WRITTEN TASKS
1) In the blog post on N. T. Wright and the trustworthiness of the Gospels, what reason does the writer give for doubting the theory that Thomas was composed in Syriac?
2) Continue the blog post on N. T. Wright and the trustworthiness of the Gospels, starting after its final sentence.

PASSAGE PROVIDED
▬▬▬
Wednesday, September 13, 2006

N. T. Wright on Trusting the Gospels

Over on Paleojudaica, Jim Davila draws attention to this new piece on Beliefnet:

Can We Trust the Gospels?
None of the Gnostic texts--or any other recently unearthed find--can trump the four canonical gospels
By N.T. Wright

It is apparently an excerpt from Simply Christian: Why Christianity Makes Sense, published earlier this year. Jim quotes the following piece:
The version of Thomas we now have, like most of the Nag Hammadi material, is written in Coptic, a language spoken in Egypt at the time. But it has been demonstrated that Thomas is a translation from Syriac, a language quite like the Aramaic that Jesus must have spoken (though he pretty certainly spoke Greek as well, just as many people in today's world speak English as a second language). But the Syriac traditions that Thomas embodies can be dated, quite reliably, not to the first century at all, but to the second half of the second century. That is over a hundred years after Jesus's own day--in other words, seventy to a hundred years after the time when the four canonical gospels were in widespread use across the early church.
Jim adds that he is "very skeptical in principle of our ability to say that Thomas was composed (or transmitted) specifically in Syriac". So am I. Wright's source for the claim is Nicholas Perrin's Thomas and Tatian: The Relationship Between the Gospel of Thomas and the Diatessaron, which attempts to demonstrate that Thomas was originally composed in Syriac and that it was dependent on the Diatessaron. Nick Perrin (my co-editor on Questioning Q) was Tom Wright's research assistant and it is clear that Wright himself is convinced by the case, but at this point I think it is fair to say that several others are not (e.g. see reviews by Parker, Poirier, Shedinger and Williams). My own qualms, which I have shared with Nick, relate to the verbatim agreement, in Greek, between Thomas and the Synoptics, which create difficulties for the Syriac composition theory.
▬▬▬
DATA ROWS
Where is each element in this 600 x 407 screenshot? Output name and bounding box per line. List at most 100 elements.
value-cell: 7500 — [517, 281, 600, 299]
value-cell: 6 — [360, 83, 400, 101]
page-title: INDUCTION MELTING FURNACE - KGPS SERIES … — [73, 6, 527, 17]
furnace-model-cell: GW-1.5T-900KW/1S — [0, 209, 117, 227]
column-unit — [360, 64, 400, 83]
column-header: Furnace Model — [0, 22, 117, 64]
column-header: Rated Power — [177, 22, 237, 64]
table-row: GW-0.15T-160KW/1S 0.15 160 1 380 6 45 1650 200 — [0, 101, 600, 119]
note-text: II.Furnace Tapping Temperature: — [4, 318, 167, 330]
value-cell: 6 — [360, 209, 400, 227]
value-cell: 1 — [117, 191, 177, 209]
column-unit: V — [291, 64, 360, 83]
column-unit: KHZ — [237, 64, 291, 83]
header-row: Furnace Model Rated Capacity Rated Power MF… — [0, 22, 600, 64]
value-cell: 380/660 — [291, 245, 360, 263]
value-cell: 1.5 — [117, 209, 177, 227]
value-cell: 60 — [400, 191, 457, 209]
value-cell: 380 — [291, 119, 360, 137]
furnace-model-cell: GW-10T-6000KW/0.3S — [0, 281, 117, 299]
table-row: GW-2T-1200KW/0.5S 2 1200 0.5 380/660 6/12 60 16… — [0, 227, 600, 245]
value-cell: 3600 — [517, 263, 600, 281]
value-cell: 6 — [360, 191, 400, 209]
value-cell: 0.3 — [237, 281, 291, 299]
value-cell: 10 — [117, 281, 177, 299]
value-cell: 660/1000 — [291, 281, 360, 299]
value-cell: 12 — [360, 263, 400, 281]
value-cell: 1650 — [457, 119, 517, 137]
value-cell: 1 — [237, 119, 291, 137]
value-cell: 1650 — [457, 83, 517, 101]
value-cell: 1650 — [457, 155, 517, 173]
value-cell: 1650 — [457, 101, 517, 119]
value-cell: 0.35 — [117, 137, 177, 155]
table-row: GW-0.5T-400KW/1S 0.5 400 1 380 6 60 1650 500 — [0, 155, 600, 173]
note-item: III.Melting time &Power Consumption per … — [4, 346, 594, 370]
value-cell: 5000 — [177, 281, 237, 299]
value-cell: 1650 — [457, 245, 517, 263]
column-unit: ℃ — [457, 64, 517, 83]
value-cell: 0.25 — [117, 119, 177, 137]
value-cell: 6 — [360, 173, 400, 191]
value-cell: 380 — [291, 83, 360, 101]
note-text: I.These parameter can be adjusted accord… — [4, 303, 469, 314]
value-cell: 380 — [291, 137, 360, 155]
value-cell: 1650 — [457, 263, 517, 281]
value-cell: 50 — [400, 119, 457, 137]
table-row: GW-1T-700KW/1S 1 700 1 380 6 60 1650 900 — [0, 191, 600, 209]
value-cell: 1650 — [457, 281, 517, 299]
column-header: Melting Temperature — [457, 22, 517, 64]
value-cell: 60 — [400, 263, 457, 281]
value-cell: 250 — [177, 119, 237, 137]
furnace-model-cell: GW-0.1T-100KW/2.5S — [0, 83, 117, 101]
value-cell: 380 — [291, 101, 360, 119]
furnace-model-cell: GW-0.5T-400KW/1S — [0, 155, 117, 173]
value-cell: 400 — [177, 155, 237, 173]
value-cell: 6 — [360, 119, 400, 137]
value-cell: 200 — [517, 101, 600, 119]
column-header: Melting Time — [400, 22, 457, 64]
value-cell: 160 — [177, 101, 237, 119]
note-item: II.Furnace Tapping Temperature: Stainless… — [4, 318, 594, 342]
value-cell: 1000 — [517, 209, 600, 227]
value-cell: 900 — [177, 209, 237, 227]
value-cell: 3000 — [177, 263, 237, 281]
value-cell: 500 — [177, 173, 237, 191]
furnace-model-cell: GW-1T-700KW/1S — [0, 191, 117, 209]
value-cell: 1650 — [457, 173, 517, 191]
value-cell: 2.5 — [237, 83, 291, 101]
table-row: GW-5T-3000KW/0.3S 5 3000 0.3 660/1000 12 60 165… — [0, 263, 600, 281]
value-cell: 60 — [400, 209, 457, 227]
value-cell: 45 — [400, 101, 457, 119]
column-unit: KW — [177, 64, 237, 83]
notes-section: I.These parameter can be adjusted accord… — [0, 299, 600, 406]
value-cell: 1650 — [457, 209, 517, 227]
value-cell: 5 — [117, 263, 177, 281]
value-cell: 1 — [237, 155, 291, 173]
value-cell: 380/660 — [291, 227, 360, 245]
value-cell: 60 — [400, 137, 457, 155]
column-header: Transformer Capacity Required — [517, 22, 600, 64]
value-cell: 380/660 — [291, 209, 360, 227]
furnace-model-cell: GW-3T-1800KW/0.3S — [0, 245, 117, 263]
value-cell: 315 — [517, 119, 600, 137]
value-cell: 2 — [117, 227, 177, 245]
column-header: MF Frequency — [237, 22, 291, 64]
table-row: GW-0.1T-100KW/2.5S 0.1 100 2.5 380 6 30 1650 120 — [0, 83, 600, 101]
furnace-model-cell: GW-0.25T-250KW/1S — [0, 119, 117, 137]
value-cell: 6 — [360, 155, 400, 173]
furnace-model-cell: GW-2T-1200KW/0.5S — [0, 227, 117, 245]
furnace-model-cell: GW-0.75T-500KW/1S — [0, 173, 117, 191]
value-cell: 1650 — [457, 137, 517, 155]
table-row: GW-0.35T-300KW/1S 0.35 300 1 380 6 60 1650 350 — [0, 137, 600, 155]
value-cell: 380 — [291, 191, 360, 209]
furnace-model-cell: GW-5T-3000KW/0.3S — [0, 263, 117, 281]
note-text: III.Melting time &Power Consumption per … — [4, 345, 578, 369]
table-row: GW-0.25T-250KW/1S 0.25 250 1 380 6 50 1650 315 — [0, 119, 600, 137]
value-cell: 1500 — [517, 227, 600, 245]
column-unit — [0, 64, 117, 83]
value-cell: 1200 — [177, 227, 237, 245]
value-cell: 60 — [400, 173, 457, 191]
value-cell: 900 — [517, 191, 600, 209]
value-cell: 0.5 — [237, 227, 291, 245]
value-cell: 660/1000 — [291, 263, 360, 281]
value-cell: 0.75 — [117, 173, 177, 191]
▬▬▬
OUTPUTS
1) The writer's doubts come from the verbatim agreement, in Greek, between Thomas and the Synoptics. That agreement creates difficulties for the theory that Thomas was originally composed in Syriac.

2)
The excerpt also notes:
What's more, despite efforts to prove the opposite, the sayings of Jesus as they appear in Thomas show clear indications that they are not as original as the parallel material (where it exists) in the canonical gospels. Sayings have, in many cases, been quietly doctored in Thomas to express a very different viewpoint.
I am very much inclined to agree, except that it is important to point out what Wright does not, that the canonical Gospels also feature material that has been "doctored to express a very different viewpoint". Indeed, that is the whole point of redaction criticism. I think one always needs to be careful, in discussions of canonical and non-canonical gospels aimed at beginners with no training in Biblical Studies, to make clear that what one sees in non-canonical gospels is at least in continuity with what is underway in canonical gospels, viz. changes are constantly being made that speak to the needs of that author's differing situation. Having said that, I am inclined to agree with Wright (see the continuation of the paragraph above, which I won't quote here), and against some Thomas scholars, that the "god" of Thomas is often difficult to equate with the God of the canonical Gospels, especially in relation to the role played by the Scriptures in Thomas. I can't see anything that implies respect for the Old Testament in Thomas and a lot that implies disdain.

Another statement needs some qualification, I think:
Thomas and the other works like it--that is, almost all the so-called "gospels" outside the New Testament--are collections of sayings. There is hardly any narrative about things Jesus did or things that happened to him.
This seems to me to be an overstatement. "Almost all"? Gospel of Peter, Protevangelium of James, just to mention two of the earliest?

On the other hand, it is always refreshing to hear Q scepticism making its way into popular books:
I have never shared the enthusiasm for a source widely referred to as "Q," which many suppose lies behind Matthew and Luke.
In my own case, I have always wished I could share the enthusiasm some have for Q because it would so greatly add to our concrete data from early Christianity to know that there was this written source that pre-dated Matthew and Luke. It is to Wright's credit that he does not take the easy road here popular with many a conservative critic to seize on the Q hypothesis as a means of securing early, accurate information about Jesus' preaching.

Update (Thursday, 20.24): Michael Bird comments on Perrin's book on Euangelion.

3 comments:

  1. Wright's comments on Gospel of Thomas come on pg 96 of US edition of "Simply Christian". For full context see pages95-99. Here in Japan Gospel of Thomas still held in high regard, in some circles,particularly among liberal protestant scholars. Personally I feel its overall theology argue against giving it serious weight.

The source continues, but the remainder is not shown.